▶ Data supplied:
<<<<
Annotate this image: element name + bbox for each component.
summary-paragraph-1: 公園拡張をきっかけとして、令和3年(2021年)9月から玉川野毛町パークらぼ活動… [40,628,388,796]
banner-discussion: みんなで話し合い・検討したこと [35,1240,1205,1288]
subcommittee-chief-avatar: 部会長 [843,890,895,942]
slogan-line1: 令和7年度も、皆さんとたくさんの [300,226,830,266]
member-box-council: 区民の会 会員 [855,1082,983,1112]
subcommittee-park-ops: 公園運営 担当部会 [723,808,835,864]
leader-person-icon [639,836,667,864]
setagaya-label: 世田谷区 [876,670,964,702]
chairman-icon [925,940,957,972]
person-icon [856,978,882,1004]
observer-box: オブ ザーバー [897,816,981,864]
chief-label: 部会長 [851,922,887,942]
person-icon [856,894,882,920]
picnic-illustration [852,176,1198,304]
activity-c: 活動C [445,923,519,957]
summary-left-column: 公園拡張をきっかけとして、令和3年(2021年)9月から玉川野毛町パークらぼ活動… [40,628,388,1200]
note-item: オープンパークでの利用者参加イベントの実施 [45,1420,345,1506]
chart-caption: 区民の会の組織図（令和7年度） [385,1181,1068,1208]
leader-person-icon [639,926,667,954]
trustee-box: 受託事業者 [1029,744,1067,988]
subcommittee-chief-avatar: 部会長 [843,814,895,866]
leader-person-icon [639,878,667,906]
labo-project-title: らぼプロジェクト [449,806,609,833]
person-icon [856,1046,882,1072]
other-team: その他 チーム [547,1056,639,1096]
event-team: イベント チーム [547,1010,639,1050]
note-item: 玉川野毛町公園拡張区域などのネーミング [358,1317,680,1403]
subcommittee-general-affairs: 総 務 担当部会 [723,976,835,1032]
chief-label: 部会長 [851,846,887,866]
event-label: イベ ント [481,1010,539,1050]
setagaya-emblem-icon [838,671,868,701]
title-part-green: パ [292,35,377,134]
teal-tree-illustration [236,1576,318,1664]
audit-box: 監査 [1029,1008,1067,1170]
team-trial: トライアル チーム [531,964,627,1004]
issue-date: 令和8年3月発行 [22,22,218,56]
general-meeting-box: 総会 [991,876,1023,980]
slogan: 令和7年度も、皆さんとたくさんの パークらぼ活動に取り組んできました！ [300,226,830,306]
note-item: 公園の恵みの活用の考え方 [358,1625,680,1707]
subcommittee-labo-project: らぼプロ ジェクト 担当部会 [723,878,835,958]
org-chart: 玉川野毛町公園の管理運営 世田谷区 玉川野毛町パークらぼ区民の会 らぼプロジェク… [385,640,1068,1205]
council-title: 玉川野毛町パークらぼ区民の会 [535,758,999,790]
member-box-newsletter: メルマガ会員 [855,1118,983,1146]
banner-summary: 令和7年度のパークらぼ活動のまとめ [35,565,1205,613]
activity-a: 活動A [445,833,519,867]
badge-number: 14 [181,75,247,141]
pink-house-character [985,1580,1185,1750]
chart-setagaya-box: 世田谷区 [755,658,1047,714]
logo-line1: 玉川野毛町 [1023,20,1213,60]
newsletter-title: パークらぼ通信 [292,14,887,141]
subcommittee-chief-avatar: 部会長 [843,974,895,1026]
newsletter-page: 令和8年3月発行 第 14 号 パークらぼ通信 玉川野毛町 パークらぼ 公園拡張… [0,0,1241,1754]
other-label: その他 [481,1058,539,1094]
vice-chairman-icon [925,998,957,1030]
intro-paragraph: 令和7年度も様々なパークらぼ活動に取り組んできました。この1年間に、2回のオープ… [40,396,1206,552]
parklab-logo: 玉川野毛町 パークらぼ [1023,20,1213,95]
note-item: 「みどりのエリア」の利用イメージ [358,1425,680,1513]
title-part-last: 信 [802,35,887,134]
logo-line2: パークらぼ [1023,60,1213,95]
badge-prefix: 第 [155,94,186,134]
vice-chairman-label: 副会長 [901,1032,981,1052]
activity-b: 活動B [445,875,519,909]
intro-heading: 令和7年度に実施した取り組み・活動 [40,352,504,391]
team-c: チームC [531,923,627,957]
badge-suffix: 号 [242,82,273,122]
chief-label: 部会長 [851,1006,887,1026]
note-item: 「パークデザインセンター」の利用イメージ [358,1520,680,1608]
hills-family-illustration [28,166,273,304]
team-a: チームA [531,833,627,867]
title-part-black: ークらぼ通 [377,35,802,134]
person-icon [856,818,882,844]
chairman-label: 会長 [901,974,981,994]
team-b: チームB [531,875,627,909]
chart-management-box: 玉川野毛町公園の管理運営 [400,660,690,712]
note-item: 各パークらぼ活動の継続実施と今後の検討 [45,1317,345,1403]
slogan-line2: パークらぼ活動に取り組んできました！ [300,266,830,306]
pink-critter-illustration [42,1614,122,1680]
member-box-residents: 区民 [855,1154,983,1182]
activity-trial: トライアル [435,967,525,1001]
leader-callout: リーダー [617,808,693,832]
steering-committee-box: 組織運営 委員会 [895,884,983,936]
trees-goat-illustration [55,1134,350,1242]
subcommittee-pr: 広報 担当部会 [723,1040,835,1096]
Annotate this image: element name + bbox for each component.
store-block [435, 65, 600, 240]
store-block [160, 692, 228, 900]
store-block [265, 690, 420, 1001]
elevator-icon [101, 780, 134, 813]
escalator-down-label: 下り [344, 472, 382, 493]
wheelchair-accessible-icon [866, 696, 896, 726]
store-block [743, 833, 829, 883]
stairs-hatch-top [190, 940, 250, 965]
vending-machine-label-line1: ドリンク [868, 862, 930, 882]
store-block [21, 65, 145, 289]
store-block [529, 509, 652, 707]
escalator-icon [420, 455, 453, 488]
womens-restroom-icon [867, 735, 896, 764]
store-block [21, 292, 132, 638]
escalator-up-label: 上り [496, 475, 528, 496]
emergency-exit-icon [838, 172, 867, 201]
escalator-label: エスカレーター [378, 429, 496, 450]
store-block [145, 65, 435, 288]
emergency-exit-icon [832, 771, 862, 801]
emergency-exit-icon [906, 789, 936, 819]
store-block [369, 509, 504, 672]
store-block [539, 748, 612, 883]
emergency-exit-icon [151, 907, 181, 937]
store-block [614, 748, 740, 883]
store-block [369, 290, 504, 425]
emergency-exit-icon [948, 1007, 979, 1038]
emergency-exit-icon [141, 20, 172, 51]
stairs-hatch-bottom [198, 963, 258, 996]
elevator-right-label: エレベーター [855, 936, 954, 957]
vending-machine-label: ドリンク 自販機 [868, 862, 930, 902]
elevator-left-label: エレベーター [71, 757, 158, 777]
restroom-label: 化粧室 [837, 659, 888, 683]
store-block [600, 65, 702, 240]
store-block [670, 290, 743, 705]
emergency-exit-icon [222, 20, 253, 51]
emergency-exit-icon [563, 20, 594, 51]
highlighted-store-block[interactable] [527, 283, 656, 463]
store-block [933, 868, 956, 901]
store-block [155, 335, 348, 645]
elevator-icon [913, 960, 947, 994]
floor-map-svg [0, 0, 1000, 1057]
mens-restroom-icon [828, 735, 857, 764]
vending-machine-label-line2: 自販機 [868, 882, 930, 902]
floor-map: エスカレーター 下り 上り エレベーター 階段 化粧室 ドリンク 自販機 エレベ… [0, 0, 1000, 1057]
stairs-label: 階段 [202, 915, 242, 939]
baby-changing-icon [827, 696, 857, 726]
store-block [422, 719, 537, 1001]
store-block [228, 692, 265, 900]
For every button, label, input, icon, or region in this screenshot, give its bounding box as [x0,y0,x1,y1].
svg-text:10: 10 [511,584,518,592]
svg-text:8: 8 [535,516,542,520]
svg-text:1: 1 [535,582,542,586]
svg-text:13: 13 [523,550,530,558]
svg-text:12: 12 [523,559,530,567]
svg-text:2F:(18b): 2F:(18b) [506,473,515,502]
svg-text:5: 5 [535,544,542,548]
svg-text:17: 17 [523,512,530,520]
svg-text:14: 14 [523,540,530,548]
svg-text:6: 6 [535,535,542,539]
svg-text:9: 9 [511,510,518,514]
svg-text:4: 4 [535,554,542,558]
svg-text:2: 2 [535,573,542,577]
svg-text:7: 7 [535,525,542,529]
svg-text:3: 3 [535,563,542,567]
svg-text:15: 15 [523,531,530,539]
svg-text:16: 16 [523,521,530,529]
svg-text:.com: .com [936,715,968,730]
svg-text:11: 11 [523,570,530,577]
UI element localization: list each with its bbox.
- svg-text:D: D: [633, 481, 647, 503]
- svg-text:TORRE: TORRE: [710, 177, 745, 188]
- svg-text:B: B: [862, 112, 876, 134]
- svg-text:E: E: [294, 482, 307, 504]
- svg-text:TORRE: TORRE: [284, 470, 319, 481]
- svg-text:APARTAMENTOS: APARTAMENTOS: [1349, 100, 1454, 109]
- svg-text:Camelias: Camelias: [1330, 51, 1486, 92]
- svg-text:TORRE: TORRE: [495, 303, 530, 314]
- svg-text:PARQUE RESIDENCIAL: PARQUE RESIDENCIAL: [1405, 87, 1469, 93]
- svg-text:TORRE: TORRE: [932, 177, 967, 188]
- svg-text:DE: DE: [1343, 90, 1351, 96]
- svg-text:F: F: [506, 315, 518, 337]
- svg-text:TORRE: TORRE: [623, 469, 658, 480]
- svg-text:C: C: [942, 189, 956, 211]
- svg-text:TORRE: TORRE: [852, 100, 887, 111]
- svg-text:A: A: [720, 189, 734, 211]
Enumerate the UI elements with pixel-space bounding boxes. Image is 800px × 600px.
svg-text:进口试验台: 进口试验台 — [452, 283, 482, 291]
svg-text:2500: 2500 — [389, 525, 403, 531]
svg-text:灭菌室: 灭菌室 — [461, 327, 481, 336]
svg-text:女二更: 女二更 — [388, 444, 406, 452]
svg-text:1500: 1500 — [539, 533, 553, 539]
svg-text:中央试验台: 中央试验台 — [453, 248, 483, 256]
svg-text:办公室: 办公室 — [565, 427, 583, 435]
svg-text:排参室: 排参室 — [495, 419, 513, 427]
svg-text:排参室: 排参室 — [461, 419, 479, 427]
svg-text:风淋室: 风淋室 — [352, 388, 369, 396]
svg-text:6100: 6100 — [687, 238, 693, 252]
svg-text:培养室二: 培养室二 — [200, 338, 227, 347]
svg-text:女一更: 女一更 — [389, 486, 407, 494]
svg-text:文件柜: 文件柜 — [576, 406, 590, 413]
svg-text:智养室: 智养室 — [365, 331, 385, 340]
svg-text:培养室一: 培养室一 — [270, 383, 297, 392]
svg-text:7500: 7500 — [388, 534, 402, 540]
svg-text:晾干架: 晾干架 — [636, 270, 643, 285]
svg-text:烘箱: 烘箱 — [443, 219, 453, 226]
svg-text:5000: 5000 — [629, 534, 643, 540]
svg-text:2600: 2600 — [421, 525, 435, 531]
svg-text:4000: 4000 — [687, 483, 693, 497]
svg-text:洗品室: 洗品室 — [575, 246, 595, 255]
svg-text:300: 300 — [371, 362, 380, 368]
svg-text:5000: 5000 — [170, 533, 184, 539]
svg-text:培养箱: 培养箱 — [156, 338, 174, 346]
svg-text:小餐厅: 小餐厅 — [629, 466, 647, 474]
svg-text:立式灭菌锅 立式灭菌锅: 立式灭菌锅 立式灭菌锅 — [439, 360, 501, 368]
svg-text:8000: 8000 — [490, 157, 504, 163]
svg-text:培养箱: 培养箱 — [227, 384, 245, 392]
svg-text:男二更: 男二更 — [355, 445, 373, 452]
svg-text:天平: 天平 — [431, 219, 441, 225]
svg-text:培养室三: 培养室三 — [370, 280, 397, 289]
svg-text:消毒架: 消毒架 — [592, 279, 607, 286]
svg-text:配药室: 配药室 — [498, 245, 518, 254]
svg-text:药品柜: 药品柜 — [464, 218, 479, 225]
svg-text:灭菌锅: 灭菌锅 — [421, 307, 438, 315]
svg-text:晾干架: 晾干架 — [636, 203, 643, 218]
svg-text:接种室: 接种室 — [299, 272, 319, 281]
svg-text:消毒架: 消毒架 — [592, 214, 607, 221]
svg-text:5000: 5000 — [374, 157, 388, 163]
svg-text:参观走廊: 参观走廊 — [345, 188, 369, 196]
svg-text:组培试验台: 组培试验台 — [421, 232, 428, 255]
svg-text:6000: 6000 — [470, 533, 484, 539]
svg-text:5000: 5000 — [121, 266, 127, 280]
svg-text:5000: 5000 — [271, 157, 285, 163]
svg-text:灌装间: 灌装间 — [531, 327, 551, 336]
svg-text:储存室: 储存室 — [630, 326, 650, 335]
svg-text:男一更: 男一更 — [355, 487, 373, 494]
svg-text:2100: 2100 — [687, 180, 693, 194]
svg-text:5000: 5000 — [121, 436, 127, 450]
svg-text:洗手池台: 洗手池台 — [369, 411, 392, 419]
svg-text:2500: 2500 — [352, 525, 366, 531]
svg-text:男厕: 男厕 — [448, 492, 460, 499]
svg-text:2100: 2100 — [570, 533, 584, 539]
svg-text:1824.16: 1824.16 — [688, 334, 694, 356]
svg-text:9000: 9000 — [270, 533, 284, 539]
>>>>
Copy out the lines from the start of the records through the line that contains "chief-label: 部会長 [851,922,887,942]", inclusive, reproducing each one exactly.

▶ Result of the exercise:
Annotate this image: element name + bbox for each component.
summary-paragraph-1: 公園拡張をきっかけとして、令和3年(2021年)9月から玉川野毛町パークらぼ活動… [40,628,388,796]
banner-discussion: みんなで話し合い・検討したこと [35,1240,1205,1288]
subcommittee-chief-avatar: 部会長 [843,890,895,942]
slogan-line1: 令和7年度も、皆さんとたくさんの [300,226,830,266]
member-box-council: 区民の会 会員 [855,1082,983,1112]
subcommittee-park-ops: 公園運営 担当部会 [723,808,835,864]
leader-person-icon [639,836,667,864]
setagaya-label: 世田谷区 [876,670,964,702]
chairman-icon [925,940,957,972]
person-icon [856,978,882,1004]
observer-box: オブ ザーバー [897,816,981,864]
chief-label: 部会長 [851,922,887,942]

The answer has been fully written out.